EXERCISE OBJECTIVE:
Repeat the data word for word. Do not include the pictures.

EXTRACTED ENTRIES:

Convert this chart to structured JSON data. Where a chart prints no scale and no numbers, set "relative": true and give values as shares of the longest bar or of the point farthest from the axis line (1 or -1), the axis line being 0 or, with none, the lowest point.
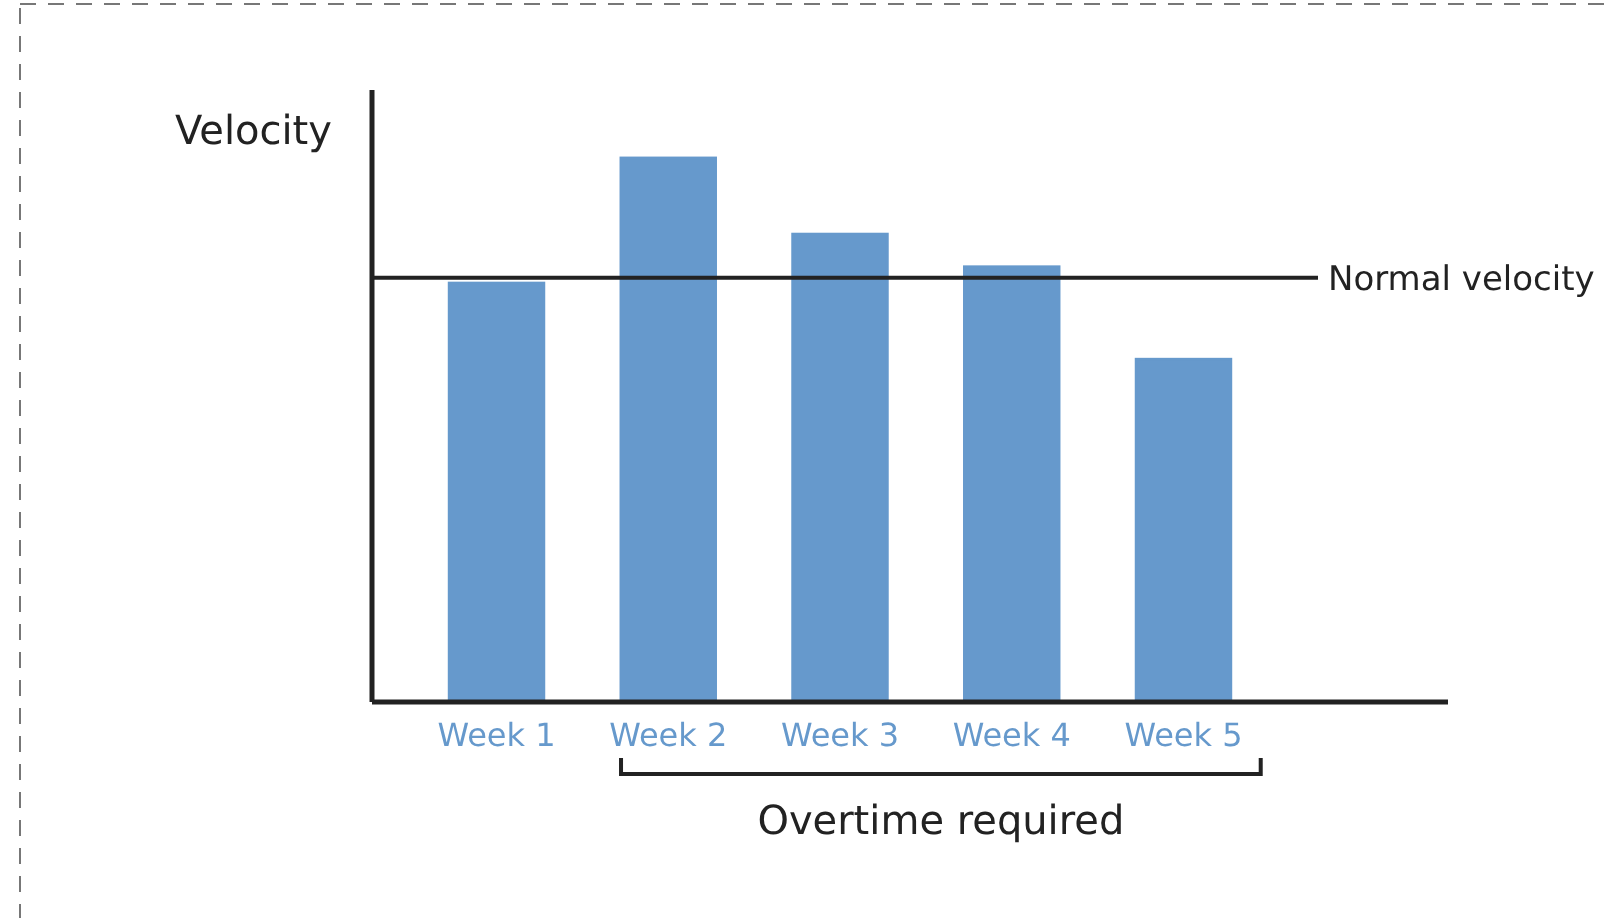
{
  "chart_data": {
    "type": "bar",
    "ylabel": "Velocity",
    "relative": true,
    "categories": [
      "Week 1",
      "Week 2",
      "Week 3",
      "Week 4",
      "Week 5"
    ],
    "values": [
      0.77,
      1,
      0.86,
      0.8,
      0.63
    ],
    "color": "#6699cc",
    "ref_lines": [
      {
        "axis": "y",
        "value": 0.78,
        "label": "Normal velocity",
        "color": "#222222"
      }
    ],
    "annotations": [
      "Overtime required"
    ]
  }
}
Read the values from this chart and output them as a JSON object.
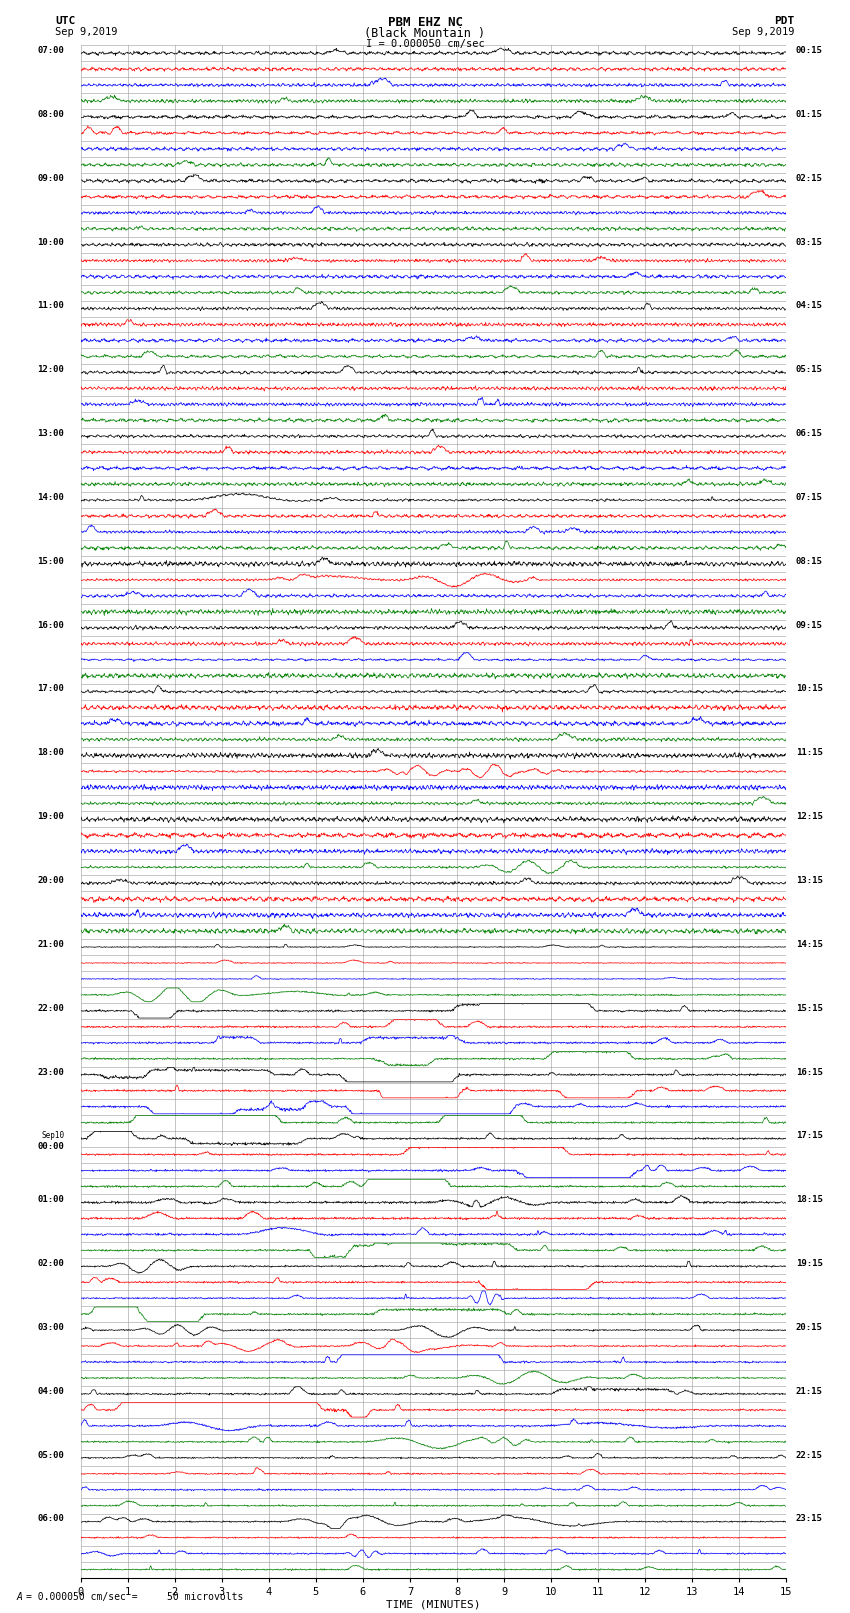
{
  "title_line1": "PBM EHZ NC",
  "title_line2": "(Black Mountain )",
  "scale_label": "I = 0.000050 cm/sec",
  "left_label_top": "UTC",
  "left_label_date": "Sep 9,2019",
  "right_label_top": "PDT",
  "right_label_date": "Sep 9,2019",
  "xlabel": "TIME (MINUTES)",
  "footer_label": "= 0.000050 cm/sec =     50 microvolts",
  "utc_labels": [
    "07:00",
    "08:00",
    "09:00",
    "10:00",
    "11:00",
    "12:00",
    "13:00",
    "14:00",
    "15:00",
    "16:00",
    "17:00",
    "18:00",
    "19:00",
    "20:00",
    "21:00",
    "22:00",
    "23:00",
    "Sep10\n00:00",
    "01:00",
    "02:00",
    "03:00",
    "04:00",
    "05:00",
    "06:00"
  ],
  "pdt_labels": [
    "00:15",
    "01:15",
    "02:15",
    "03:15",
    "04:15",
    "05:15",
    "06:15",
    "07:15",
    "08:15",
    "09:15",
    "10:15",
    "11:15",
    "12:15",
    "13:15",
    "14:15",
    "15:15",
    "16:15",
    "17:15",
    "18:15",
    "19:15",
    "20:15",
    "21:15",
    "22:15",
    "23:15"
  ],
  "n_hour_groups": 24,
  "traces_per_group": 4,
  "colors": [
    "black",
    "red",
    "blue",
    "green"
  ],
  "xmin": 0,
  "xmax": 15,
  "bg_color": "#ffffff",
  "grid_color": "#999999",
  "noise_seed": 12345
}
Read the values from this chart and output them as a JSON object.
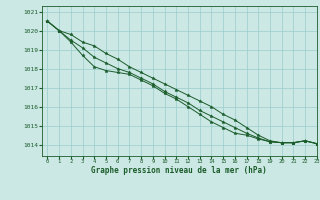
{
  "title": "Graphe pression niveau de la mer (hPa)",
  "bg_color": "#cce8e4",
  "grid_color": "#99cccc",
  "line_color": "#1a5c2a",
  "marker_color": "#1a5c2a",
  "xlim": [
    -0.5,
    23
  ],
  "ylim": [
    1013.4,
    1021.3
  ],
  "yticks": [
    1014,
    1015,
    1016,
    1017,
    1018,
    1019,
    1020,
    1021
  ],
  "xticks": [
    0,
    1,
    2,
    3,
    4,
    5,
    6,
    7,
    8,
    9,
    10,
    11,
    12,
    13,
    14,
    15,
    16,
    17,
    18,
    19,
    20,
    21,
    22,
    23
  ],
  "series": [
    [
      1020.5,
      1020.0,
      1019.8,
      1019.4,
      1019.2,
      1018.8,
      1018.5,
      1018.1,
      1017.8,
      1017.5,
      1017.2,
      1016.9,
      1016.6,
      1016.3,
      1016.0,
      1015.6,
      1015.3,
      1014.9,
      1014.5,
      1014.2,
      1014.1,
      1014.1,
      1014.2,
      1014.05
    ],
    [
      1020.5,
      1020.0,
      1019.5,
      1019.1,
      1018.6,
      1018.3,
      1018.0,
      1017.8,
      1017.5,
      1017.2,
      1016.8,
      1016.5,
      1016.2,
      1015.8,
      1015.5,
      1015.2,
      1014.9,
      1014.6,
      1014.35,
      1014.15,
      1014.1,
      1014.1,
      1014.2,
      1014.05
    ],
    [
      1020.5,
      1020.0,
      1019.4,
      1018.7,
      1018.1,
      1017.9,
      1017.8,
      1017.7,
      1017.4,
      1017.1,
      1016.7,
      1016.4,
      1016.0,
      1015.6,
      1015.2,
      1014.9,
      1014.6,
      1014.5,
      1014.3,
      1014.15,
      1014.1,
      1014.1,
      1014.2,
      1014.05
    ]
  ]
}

WRITTEN ANSWER:
Convert this chart to structured JSON data. Where a chart prints no scale and no numbers, set "relative": true and give values as shares of the longest bar or of the point farthest from the axis line (1 or -1), the axis line being 0 or, with none, the lowest point.
{
  "chart_data": {
    "type": "bar",
    "ylabel": "Velocity",
    "relative": true,
    "categories": [
      "Week 1",
      "Week 2",
      "Week 3",
      "Week 4",
      "Week 5"
    ],
    "values": [
      0.77,
      1,
      0.86,
      0.8,
      0.63
    ],
    "color": "#6699cc",
    "ref_lines": [
      {
        "axis": "y",
        "value": 0.78,
        "label": "Normal velocity",
        "color": "#222222"
      }
    ],
    "annotations": [
      "Overtime required"
    ]
  }
}
Read the values from this chart and output them as a JSON object.
{
  "title_line1": "PBM EHZ NC",
  "title_line2": "(Black Mountain )",
  "scale_label": "I = 0.000050 cm/sec",
  "left_label_top": "UTC",
  "left_label_date": "Sep 9,2019",
  "right_label_top": "PDT",
  "right_label_date": "Sep 9,2019",
  "xlabel": "TIME (MINUTES)",
  "footer_label": "= 0.000050 cm/sec =     50 microvolts",
  "utc_labels": [
    "07:00",
    "08:00",
    "09:00",
    "10:00",
    "11:00",
    "12:00",
    "13:00",
    "14:00",
    "15:00",
    "16:00",
    "17:00",
    "18:00",
    "19:00",
    "20:00",
    "21:00",
    "22:00",
    "23:00",
    "Sep10\n00:00",
    "01:00",
    "02:00",
    "03:00",
    "04:00",
    "05:00",
    "06:00"
  ],
  "pdt_labels": [
    "00:15",
    "01:15",
    "02:15",
    "03:15",
    "04:15",
    "05:15",
    "06:15",
    "07:15",
    "08:15",
    "09:15",
    "10:15",
    "11:15",
    "12:15",
    "13:15",
    "14:15",
    "15:15",
    "16:15",
    "17:15",
    "18:15",
    "19:15",
    "20:15",
    "21:15",
    "22:15",
    "23:15"
  ],
  "n_hour_groups": 24,
  "traces_per_group": 4,
  "colors": [
    "black",
    "red",
    "blue",
    "green"
  ],
  "xmin": 0,
  "xmax": 15,
  "bg_color": "#ffffff",
  "grid_color": "#999999",
  "noise_seed": 12345
}
Read the values from this chart and output them as a JSON object.
{
  "title": "Graphe pression niveau de la mer (hPa)",
  "bg_color": "#cce8e4",
  "grid_color": "#99cccc",
  "line_color": "#1a5c2a",
  "marker_color": "#1a5c2a",
  "xlim": [
    -0.5,
    23
  ],
  "ylim": [
    1013.4,
    1021.3
  ],
  "yticks": [
    1014,
    1015,
    1016,
    1017,
    1018,
    1019,
    1020,
    1021
  ],
  "xticks": [
    0,
    1,
    2,
    3,
    4,
    5,
    6,
    7,
    8,
    9,
    10,
    11,
    12,
    13,
    14,
    15,
    16,
    17,
    18,
    19,
    20,
    21,
    22,
    23
  ],
  "series": [
    [
      1020.5,
      1020.0,
      1019.8,
      1019.4,
      1019.2,
      1018.8,
      1018.5,
      1018.1,
      1017.8,
      1017.5,
      1017.2,
      1016.9,
      1016.6,
      1016.3,
      1016.0,
      1015.6,
      1015.3,
      1014.9,
      1014.5,
      1014.2,
      1014.1,
      1014.1,
      1014.2,
      1014.05
    ],
    [
      1020.5,
      1020.0,
      1019.5,
      1019.1,
      1018.6,
      1018.3,
      1018.0,
      1017.8,
      1017.5,
      1017.2,
      1016.8,
      1016.5,
      1016.2,
      1015.8,
      1015.5,
      1015.2,
      1014.9,
      1014.6,
      1014.35,
      1014.15,
      1014.1,
      1014.1,
      1014.2,
      1014.05
    ],
    [
      1020.5,
      1020.0,
      1019.4,
      1018.7,
      1018.1,
      1017.9,
      1017.8,
      1017.7,
      1017.4,
      1017.1,
      1016.7,
      1016.4,
      1016.0,
      1015.6,
      1015.2,
      1014.9,
      1014.6,
      1014.5,
      1014.3,
      1014.15,
      1014.1,
      1014.1,
      1014.2,
      1014.05
    ]
  ]
}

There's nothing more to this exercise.